>> Start Supplied material

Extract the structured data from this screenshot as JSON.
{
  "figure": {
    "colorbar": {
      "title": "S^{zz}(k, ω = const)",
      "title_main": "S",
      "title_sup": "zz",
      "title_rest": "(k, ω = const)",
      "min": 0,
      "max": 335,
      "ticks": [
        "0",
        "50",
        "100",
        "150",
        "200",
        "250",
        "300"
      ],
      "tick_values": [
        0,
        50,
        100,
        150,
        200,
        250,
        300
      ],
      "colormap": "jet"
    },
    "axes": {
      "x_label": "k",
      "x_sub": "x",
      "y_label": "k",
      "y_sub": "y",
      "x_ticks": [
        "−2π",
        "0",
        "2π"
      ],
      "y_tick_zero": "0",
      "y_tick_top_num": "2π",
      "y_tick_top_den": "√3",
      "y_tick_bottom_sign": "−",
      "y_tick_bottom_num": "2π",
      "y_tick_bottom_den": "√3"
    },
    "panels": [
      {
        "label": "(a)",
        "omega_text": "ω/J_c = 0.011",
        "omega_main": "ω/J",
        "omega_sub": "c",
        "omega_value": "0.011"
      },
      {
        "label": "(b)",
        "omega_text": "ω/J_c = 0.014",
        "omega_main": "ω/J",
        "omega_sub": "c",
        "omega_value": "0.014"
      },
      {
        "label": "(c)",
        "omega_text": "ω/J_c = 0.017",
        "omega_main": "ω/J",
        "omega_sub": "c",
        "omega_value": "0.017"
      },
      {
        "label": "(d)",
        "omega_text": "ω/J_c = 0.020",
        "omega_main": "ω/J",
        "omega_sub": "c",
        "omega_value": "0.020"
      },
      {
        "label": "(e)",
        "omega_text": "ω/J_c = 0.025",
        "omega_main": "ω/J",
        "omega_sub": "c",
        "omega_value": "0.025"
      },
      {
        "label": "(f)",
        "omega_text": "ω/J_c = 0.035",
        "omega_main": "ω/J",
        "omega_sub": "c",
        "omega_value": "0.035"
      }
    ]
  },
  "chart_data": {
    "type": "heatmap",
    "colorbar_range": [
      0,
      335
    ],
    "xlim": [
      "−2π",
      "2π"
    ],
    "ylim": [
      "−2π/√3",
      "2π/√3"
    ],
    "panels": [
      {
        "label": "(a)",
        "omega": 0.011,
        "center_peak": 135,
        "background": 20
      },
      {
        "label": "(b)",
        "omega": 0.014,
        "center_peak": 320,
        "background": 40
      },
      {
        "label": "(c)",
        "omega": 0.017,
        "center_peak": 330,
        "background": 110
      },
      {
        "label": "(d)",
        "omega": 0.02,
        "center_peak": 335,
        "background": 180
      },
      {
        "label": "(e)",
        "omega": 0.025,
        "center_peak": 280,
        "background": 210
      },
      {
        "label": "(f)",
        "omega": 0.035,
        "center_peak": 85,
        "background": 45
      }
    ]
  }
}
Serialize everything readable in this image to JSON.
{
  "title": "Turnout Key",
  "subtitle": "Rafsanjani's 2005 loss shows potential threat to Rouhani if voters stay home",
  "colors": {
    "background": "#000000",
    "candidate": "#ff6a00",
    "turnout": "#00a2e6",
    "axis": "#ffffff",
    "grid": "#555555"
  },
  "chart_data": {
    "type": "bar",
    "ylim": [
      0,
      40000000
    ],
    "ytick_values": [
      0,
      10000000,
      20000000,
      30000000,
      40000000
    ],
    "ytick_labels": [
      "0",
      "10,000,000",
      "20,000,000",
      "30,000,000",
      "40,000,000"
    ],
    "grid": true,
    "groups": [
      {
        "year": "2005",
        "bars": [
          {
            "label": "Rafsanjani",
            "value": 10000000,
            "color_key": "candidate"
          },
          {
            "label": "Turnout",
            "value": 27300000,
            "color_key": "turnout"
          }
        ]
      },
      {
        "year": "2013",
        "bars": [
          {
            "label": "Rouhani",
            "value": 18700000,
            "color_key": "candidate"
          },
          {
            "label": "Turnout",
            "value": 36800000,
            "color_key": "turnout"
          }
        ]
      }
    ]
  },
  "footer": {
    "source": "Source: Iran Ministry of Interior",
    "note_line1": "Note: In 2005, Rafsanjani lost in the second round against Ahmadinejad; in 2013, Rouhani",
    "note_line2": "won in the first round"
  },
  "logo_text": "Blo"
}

>> End Supplied material

_To be done_
Output the data above exactly, please, line for line.

_Problem solution_
Extract the structured data from this screenshot as JSON.
{
  "figure": {
    "colorbar": {
      "title": "S^{zz}(k, ω = const)",
      "title_main": "S",
      "title_sup": "zz",
      "title_rest": "(k, ω = const)",
      "min": 0,
      "max": 335,
      "ticks": [
        "0",
        "50",
        "100",
        "150",
        "200",
        "250",
        "300"
      ],
      "tick_values": [
        0,
        50,
        100,
        150,
        200,
        250,
        300
      ],
      "colormap": "jet"
    },
    "axes": {
      "x_label": "k",
      "x_sub": "x",
      "y_label": "k",
      "y_sub": "y",
      "x_ticks": [
        "−2π",
        "0",
        "2π"
      ],
      "y_tick_zero": "0",
      "y_tick_top_num": "2π",
      "y_tick_top_den": "√3",
      "y_tick_bottom_sign": "−",
      "y_tick_bottom_num": "2π",
      "y_tick_bottom_den": "√3"
    },
    "panels": [
      {
        "label": "(a)",
        "omega_text": "ω/J_c = 0.011",
        "omega_main": "ω/J",
        "omega_sub": "c",
        "omega_value": "0.011"
      },
      {
        "label": "(b)",
        "omega_text": "ω/J_c = 0.014",
        "omega_main": "ω/J",
        "omega_sub": "c",
        "omega_value": "0.014"
      },
      {
        "label": "(c)",
        "omega_text": "ω/J_c = 0.017",
        "omega_main": "ω/J",
        "omega_sub": "c",
        "omega_value": "0.017"
      },
      {
        "label": "(d)",
        "omega_text": "ω/J_c = 0.020",
        "omega_main": "ω/J",
        "omega_sub": "c",
        "omega_value": "0.020"
      },
      {
        "label": "(e)",
        "omega_text": "ω/J_c = 0.025",
        "omega_main": "ω/J",
        "omega_sub": "c",
        "omega_value": "0.025"
      },
      {
        "label": "(f)",
        "omega_text": "ω/J_c = 0.035",
        "omega_main": "ω/J",
        "omega_sub": "c",
        "omega_value": "0.035"
      }
    ]
  },
  "chart_data": {
    "type": "heatmap",
    "colorbar_range": [
      0,
      335
    ],
    "xlim": [
      "−2π",
      "2π"
    ],
    "ylim": [
      "−2π/√3",
      "2π/√3"
    ],
    "panels": [
      {
        "label": "(a)",
        "omega": 0.011,
        "center_peak": 135,
        "background": 20
      },
      {
        "label": "(b)",
        "omega": 0.014,
        "center_peak": 320,
        "background": 40
      },
      {
        "label": "(c)",
        "omega": 0.017,
        "center_peak": 330,
        "background": 110
      },
      {
        "label": "(d)",
        "omega": 0.02,
        "center_peak": 335,
        "background": 180
      },
      {
        "label": "(e)",
        "omega": 0.025,
        "center_peak": 280,
        "background": 210
      },
      {
        "label": "(f)",
        "omega": 0.035,
        "center_peak": 85,
        "background": 45
      }
    ]
  }
}
Serialize everything readable in this image to JSON.
{
  "title": "Turnout Key",
  "subtitle": "Rafsanjani's 2005 loss shows potential threat to Rouhani if voters stay home",
  "colors": {
    "background": "#000000",
    "candidate": "#ff6a00",
    "turnout": "#00a2e6",
    "axis": "#ffffff",
    "grid": "#555555"
  },
  "chart_data": {
    "type": "bar",
    "ylim": [
      0,
      40000000
    ],
    "ytick_values": [
      0,
      10000000,
      20000000,
      30000000,
      40000000
    ],
    "ytick_labels": [
      "0",
      "10,000,000",
      "20,000,000",
      "30,000,000",
      "40,000,000"
    ],
    "grid": true,
    "groups": [
      {
        "year": "2005",
        "bars": [
          {
            "label": "Rafsanjani",
            "value": 10000000,
            "color_key": "candidate"
          },
          {
            "label": "Turnout",
            "value": 27300000,
            "color_key": "turnout"
          }
        ]
      },
      {
        "year": "2013",
        "bars": [
          {
            "label": "Rouhani",
            "value": 18700000,
            "color_key": "candidate"
          },
          {
            "label": "Turnout",
            "value": 36800000,
            "color_key": "turnout"
          }
        ]
      }
    ]
  },
  "footer": {
    "source": "Source: Iran Ministry of Interior",
    "note_line1": "Note: In 2005, Rafsanjani lost in the second round against Ahmadinejad; in 2013, Rouhani",
    "note_line2": "won in the first round"
  },
  "logo_text": "Blo"
}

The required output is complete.